### Task statement
Find the lines with "text" in them and copy them out.

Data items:
○ ○ ○ ○ ○

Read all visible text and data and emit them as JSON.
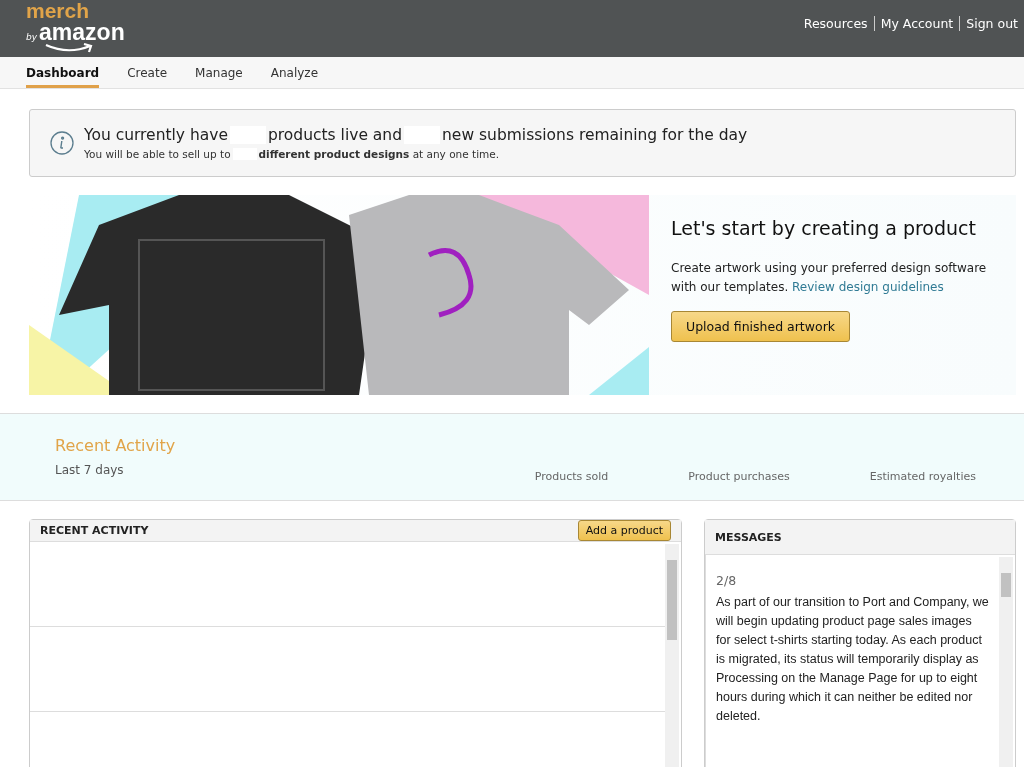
{
  "header": {
    "logo": {
      "merch": "merch",
      "by": "by",
      "amazon": "amazon"
    },
    "links": [
      "Resources",
      "My Account",
      "Sign out"
    ]
  },
  "tabs": [
    {
      "label": "Dashboard",
      "selected": true
    },
    {
      "label": "Create",
      "selected": false
    },
    {
      "label": "Manage",
      "selected": false
    },
    {
      "label": "Analyze",
      "selected": false
    }
  ],
  "notice": {
    "line_parts": [
      "You currently have",
      "products live and",
      "new submissions remaining for the day"
    ],
    "sub_parts": [
      "You will be able to sell up to",
      "**different product designs** at any one time."
    ]
  },
  "hero": {
    "title": "Let's start by creating a product",
    "text": "Create artwork using your preferred design software with our templates.",
    "link": "Review design guidelines",
    "button": "Upload finished artwork"
  },
  "summary": {
    "title": "Recent Activity",
    "period": "Last 7 days",
    "metrics": [
      "Products sold",
      "Product purchases",
      "Estimated royalties"
    ]
  },
  "activity": {
    "title": "RECENT ACTIVITY",
    "button": "Add a product"
  },
  "messages": {
    "title": "MESSAGES",
    "counter": "2/8",
    "body": "As part of our transition to Port and Company, we will begin updating product page sales images for select t-shirts starting today. As each product is migrated, its status will temporarily display as Processing on the Manage Page for up to eight hours during which it can neither be edited nor deleted."
  }
}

○ ○ ○ ○ ○

### Response
Read all visible text and data and emit them as JSON.
    "text": "Create artwork using your preferred design software with our templates.",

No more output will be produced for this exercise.